─── EXTRACT
For this blog, I was inspired by the events following the failed underwear bombing of a US bound airliner on Christmas day and research I did for my last blog on KPC carbapenemase. I contacted the CDC to see if they had any updated active (as opposed to passive) US surveillance data on these highly resistant pathogens. I was a little shocked by the response I received – don’t hold your breath.
In 1999, the department of Health and Human Services formed the Interagency Task Force on Antimicrobial Resistance. The basic premise was to get various government agencies form a common plan of attack for the problem, to communicate with each other and to develop cross-agency plans and projects. Aside from those agencies like the CDC, NIH and FDA, the Task Force ultimately included the Agency for Healthcare Research and Quality (AHRQ), Centers for Medicare Medicaid Services (CMS), the Health Resources and Services Administration (HRSA), the Department of Agriculture (USDA), the Department of Defense (DoD), the Department of Veterans Affairs (VA), and the Environmental Protection Agency (EPA). In this way, all aspects of the problem of resistance, antibiotic overuse, infection control, surveillance for resistance, antibiotic use in animals and crops, environmental contamination with antibiotics and our suffering antibiotic pipeline could be addressed in a coordinated way. Great idea! But what makes any of us think that the rest of government is better able to connect the dots than our various intelligence agencies?
──────
─── INPUT DATA
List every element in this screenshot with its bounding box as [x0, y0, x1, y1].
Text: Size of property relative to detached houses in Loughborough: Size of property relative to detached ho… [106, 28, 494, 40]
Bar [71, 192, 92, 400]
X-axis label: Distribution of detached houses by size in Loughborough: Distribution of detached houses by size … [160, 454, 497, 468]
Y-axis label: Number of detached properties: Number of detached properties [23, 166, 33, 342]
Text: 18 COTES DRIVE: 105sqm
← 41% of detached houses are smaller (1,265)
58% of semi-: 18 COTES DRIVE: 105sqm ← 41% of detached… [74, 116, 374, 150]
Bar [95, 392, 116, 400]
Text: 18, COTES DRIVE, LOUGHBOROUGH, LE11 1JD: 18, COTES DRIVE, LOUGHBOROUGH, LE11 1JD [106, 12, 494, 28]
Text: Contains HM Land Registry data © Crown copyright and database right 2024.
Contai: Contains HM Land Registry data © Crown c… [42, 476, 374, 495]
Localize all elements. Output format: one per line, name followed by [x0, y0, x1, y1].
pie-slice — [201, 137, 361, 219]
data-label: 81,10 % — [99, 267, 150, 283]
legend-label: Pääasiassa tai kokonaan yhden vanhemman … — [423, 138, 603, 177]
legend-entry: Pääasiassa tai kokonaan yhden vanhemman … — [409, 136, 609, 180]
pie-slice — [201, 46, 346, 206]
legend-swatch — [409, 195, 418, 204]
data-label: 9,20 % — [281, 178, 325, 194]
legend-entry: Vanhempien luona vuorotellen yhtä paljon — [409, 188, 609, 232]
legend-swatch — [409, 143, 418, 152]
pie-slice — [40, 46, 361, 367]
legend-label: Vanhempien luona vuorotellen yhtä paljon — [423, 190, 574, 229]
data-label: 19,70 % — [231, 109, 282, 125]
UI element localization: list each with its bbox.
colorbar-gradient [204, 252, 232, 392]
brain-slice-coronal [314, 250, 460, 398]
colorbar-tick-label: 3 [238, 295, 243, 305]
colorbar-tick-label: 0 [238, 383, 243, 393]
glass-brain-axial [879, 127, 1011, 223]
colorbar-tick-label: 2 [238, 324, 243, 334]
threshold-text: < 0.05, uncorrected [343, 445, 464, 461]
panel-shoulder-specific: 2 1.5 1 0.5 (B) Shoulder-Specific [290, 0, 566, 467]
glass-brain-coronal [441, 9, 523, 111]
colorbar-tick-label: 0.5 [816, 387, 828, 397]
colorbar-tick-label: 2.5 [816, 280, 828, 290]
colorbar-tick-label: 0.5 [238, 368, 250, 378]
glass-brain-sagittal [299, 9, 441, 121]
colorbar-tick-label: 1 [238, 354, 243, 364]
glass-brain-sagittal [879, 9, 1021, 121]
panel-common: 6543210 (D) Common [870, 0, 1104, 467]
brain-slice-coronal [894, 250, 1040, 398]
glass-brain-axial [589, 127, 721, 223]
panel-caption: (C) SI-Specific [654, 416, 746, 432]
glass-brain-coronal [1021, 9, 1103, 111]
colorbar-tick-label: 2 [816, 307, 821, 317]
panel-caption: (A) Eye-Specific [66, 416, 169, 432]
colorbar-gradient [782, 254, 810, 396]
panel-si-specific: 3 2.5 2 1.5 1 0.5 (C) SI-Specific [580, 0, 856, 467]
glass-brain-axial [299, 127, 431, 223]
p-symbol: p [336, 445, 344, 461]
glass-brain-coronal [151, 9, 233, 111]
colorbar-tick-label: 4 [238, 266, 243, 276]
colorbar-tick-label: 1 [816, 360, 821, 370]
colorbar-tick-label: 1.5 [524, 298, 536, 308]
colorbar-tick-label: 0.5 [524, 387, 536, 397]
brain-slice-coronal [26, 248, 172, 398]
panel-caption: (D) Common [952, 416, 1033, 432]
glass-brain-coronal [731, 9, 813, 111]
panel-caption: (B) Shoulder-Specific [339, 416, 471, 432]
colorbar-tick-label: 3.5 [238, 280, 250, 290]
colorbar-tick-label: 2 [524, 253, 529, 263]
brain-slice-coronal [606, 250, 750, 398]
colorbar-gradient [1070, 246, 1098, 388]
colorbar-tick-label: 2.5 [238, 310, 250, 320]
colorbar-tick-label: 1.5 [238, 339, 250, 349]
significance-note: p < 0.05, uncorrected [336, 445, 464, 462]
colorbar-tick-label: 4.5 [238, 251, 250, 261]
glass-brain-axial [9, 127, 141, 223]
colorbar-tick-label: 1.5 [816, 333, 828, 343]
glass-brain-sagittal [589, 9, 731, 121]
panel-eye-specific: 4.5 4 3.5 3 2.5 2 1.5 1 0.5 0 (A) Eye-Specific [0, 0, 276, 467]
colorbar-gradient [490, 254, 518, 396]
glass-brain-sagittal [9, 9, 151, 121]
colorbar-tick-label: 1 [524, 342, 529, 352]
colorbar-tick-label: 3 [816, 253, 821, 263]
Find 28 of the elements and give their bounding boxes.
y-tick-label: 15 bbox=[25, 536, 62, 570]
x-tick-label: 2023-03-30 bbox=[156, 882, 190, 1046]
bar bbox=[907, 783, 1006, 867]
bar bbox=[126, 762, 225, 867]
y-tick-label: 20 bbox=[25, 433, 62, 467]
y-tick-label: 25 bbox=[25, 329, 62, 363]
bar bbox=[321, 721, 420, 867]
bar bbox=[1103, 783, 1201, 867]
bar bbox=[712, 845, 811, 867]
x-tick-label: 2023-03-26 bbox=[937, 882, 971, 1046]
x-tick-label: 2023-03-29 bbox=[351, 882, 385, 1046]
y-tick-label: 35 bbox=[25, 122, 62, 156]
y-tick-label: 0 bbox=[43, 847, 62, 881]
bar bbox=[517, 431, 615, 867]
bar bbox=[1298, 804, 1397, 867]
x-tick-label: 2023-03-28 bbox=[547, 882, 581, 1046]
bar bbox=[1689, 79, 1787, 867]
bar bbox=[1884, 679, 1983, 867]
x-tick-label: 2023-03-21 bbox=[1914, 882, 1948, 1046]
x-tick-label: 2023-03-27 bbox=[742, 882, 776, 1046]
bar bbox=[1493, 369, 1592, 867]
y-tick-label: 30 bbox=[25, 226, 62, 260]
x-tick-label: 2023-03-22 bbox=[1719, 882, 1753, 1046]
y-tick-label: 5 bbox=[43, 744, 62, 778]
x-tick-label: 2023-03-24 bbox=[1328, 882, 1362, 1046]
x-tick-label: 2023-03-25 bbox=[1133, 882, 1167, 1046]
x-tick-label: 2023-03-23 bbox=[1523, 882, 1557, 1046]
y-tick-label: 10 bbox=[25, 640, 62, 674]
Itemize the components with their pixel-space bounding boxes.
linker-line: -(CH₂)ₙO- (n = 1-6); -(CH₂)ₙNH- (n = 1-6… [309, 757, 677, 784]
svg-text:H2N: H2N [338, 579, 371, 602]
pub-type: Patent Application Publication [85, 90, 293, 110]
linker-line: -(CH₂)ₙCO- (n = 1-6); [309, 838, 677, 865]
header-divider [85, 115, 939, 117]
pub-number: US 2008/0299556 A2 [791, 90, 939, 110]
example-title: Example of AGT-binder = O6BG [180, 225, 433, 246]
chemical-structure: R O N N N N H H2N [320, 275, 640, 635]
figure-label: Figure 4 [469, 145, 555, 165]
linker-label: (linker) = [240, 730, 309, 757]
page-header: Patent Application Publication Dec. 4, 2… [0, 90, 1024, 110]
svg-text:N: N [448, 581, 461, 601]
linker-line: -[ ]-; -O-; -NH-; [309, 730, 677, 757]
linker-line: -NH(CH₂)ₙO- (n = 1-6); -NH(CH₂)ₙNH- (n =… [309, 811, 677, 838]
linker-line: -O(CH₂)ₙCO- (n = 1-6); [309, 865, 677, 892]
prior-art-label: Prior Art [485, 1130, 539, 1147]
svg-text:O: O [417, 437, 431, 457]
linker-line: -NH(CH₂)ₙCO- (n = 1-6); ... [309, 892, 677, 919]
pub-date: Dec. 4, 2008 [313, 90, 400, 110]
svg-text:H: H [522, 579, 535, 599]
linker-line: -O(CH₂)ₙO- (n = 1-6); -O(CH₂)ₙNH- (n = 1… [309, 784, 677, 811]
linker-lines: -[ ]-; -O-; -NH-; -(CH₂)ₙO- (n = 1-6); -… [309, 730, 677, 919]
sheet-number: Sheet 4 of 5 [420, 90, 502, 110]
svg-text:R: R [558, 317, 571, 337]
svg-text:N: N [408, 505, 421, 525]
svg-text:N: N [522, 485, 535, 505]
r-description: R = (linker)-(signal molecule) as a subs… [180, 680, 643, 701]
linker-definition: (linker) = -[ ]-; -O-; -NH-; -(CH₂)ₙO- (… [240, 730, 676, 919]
──────
_TASKS FOR THIS EXERCISE_:
1. Return the passage of the blog post starting with "For this blog, I" and going on through "hold your breath.", copied word for word.
2. Answer these questions using the blog post:
(a) In what year did the Department of Health and Human Services form the Interagency Task Force on Antimicrobial Resistance?
(b) Which agency did the writer contact about updated active US surveillance data?
(c) What was the topic of the writer's last blog?
Nothing in the listing is needed for this work.

_OUTPUTS IN ORDER_:
1.
For this blog, I was inspired by the events following the failed underwear bombing of a US bound airliner on Christmas day and research I did for my last blog on KPC carbapenemase. I contacted the CDC to see if they had any updated active (as opposed to passive) US surveillance data on these highly resistant pathogens. I was a little shocked by the response I received – don’t hold your breath.

2.
(a) 1999
(b) The CDC
(c) KPC carbapenemase